■ Material provided
▬▬▬
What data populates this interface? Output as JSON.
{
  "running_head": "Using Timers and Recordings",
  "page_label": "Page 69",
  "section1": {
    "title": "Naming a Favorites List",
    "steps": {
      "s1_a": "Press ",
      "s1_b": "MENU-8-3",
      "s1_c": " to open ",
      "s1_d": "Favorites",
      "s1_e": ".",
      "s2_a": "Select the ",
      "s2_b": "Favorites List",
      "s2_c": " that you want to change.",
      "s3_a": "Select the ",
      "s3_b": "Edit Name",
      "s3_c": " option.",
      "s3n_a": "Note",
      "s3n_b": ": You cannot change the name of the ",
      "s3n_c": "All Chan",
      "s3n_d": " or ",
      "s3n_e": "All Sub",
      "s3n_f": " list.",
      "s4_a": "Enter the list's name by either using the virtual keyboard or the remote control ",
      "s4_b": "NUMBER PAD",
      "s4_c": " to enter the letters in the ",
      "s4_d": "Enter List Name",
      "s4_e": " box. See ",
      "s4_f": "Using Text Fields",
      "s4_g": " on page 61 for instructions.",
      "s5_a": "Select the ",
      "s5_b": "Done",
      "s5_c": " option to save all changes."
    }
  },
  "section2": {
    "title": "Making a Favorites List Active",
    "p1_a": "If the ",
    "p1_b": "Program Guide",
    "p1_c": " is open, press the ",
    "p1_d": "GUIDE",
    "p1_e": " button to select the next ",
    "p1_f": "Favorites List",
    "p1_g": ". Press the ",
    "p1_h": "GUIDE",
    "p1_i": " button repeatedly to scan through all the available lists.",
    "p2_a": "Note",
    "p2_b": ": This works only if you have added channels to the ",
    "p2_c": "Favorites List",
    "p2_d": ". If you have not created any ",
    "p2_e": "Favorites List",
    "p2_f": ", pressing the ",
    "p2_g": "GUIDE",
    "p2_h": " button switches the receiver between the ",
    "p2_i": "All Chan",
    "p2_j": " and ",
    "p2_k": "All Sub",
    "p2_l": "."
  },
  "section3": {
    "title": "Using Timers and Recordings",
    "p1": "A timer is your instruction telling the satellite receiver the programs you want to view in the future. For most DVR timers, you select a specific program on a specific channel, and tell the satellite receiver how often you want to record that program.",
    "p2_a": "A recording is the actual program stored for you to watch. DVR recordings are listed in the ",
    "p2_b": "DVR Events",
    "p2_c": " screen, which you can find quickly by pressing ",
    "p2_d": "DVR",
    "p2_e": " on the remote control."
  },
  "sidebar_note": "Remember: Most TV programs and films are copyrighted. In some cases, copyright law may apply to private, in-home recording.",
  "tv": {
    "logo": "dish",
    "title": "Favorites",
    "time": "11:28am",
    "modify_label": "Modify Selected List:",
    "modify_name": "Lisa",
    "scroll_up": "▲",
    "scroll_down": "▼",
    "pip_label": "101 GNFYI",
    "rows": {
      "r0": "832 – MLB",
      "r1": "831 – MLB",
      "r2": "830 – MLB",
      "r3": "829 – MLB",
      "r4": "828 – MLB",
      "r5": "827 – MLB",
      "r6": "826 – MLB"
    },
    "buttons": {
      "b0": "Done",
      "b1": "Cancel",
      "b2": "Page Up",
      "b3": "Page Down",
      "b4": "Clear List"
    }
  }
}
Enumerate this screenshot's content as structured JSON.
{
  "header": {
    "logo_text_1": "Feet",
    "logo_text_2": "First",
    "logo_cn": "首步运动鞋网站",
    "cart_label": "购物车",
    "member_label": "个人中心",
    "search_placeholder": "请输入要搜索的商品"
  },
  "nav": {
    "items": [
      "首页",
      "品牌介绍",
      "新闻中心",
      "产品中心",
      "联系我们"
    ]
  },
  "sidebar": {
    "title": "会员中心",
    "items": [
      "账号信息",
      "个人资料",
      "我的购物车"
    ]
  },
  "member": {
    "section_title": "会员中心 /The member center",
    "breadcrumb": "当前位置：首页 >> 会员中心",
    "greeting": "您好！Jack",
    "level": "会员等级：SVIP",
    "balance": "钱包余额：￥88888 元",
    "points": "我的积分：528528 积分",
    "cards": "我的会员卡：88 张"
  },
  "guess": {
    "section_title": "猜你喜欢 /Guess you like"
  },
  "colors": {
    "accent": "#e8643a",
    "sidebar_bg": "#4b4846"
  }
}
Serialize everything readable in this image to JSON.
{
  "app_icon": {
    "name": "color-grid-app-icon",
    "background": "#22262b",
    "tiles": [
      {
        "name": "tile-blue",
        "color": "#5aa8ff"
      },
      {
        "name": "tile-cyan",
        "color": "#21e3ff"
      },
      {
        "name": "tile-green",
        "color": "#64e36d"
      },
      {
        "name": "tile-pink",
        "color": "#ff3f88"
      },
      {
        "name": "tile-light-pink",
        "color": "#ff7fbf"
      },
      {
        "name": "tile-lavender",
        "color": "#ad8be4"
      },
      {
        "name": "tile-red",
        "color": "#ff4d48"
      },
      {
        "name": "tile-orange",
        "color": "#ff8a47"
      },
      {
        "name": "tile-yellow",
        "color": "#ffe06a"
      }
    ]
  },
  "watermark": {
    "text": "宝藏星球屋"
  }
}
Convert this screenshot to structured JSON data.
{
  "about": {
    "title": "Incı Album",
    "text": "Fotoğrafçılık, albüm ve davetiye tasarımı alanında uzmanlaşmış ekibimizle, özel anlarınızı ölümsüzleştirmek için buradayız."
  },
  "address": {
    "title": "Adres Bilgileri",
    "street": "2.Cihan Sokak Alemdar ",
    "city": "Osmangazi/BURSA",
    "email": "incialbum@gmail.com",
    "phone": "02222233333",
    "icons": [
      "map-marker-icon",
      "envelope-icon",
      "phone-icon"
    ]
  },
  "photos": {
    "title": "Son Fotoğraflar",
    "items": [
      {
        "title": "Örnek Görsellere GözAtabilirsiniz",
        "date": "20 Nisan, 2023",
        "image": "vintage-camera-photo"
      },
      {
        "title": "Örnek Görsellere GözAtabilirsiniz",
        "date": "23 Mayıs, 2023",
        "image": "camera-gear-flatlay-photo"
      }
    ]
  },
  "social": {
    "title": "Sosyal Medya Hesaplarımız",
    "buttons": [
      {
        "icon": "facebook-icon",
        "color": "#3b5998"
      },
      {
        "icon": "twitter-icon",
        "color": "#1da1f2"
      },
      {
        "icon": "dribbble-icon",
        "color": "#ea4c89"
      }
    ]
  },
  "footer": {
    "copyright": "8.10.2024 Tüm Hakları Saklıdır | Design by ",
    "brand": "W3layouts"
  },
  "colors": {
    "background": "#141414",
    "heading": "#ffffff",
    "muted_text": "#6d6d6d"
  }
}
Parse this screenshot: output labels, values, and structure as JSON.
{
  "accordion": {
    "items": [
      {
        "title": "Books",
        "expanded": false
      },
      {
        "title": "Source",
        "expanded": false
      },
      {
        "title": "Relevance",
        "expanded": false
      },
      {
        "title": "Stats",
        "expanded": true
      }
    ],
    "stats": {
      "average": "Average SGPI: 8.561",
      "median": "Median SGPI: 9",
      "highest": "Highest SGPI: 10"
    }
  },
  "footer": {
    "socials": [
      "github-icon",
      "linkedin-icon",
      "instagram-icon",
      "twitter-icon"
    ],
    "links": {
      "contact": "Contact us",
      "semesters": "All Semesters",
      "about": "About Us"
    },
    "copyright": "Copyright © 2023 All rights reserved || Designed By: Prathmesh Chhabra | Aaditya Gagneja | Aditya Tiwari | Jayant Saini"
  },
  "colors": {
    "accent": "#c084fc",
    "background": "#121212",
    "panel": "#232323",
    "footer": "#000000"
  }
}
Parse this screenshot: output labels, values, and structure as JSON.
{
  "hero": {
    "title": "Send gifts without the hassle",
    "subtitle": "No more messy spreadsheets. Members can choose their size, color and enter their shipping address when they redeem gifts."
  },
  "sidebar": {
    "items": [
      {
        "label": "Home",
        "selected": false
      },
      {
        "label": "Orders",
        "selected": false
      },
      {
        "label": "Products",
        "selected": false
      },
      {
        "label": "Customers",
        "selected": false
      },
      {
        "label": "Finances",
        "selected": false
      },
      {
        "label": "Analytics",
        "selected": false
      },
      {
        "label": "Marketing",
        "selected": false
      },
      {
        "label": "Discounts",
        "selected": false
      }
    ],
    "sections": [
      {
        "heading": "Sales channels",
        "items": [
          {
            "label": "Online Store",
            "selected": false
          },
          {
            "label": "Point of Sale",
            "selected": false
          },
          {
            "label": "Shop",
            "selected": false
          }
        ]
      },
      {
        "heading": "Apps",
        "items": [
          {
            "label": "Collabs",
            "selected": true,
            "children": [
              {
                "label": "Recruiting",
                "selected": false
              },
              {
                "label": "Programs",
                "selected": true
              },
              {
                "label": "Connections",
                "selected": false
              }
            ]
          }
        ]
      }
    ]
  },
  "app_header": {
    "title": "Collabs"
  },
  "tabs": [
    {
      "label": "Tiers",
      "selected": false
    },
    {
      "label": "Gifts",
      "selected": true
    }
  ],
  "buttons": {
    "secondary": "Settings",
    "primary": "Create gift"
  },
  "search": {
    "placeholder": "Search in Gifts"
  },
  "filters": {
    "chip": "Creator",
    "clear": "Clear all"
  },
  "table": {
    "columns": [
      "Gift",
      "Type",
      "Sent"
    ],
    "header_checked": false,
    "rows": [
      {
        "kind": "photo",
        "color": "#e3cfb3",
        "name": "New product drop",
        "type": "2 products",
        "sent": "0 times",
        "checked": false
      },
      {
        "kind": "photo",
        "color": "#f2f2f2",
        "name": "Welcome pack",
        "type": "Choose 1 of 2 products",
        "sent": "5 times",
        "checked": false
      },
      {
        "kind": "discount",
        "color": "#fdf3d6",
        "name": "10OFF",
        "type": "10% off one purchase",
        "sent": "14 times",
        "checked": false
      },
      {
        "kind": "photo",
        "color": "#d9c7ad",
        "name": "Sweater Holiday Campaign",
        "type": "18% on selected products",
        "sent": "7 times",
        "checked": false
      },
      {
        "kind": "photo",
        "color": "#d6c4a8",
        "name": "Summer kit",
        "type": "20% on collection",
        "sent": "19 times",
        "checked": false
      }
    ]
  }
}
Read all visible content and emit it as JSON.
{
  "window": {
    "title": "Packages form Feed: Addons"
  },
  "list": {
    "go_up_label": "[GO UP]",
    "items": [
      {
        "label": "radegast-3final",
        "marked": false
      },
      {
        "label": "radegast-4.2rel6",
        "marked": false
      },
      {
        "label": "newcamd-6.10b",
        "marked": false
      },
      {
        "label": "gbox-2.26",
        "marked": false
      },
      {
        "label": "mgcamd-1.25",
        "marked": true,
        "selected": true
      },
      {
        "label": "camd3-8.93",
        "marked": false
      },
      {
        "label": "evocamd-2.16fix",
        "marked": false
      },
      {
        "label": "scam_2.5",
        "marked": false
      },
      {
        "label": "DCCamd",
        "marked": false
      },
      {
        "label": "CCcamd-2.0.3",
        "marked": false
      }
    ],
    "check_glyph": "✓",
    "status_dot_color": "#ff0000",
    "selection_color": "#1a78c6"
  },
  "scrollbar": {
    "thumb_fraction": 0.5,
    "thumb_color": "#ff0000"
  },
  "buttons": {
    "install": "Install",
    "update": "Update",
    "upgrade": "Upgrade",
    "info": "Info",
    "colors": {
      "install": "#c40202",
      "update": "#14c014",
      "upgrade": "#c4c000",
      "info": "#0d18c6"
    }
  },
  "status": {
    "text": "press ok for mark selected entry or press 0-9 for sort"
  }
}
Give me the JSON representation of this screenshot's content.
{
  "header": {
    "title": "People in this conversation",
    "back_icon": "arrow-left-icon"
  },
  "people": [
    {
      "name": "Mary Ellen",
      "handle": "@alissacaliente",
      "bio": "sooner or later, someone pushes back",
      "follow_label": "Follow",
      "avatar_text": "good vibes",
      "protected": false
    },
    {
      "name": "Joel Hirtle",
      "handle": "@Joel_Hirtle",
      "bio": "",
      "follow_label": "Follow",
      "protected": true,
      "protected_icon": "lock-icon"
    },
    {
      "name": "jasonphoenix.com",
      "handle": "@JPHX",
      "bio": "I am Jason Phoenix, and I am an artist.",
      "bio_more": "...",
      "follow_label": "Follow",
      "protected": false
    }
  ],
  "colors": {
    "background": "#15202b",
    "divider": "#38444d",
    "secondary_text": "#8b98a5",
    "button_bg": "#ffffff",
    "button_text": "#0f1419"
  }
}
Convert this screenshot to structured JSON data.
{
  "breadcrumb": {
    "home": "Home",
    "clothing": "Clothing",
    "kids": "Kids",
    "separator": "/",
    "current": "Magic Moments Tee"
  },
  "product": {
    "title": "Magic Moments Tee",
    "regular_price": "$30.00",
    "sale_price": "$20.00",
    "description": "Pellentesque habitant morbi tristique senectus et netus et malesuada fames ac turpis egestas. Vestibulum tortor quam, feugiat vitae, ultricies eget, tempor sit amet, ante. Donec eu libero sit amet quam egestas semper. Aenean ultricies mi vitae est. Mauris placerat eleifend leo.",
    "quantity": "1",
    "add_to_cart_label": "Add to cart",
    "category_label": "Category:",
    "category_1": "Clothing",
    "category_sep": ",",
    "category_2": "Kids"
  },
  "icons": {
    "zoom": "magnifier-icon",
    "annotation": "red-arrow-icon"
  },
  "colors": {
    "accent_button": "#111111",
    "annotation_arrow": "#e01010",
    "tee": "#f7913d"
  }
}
▬▬▬
■ Task prompt
In the records above, return only the line that contains "Give me the" and every line after it through the last, exactly as they appear.

■ Completed task
Give me the JSON representation of this screenshot's content.
{
  "header": {
    "title": "People in this conversation",
    "back_icon": "arrow-left-icon"
  },
  "people": [
    {
      "name": "Mary Ellen",
      "handle": "@alissacaliente",
      "bio": "sooner or later, someone pushes back",
      "follow_label": "Follow",
      "avatar_text": "good vibes",
      "protected": false
    },
    {
      "name": "Joel Hirtle",
      "handle": "@Joel_Hirtle",
      "bio": "",
      "follow_label": "Follow",
      "protected": true,
      "protected_icon": "lock-icon"
    },
    {
      "name": "jasonphoenix.com",
      "handle": "@JPHX",
      "bio": "I am Jason Phoenix, and I am an artist.",
      "bio_more": "...",
      "follow_label": "Follow",
      "protected": false
    }
  ],
  "colors": {
    "background": "#15202b",
    "divider": "#38444d",
    "secondary_text": "#8b98a5",
    "button_bg": "#ffffff",
    "button_text": "#0f1419"
  }
}
Convert this screenshot to structured JSON data.
{
  "breadcrumb": {
    "home": "Home",
    "clothing": "Clothing",
    "kids": "Kids",
    "separator": "/",
    "current": "Magic Moments Tee"
  },
  "product": {
    "title": "Magic Moments Tee",
    "regular_price": "$30.00",
    "sale_price": "$20.00",
    "description": "Pellentesque habitant morbi tristique senectus et netus et malesuada fames ac turpis egestas. Vestibulum tortor quam, feugiat vitae, ultricies eget, tempor sit amet, ante. Donec eu libero sit amet quam egestas semper. Aenean ultricies mi vitae est. Mauris placerat eleifend leo.",
    "quantity": "1",
    "add_to_cart_label": "Add to cart",
    "category_label": "Category:",
    "category_1": "Clothing",
    "category_sep": ",",
    "category_2": "Kids"
  },
  "icons": {
    "zoom": "magnifier-icon",
    "annotation": "red-arrow-icon"
  },
  "colors": {
    "accent_button": "#111111",
    "annotation_arrow": "#e01010",
    "tee": "#f7913d"
  }
}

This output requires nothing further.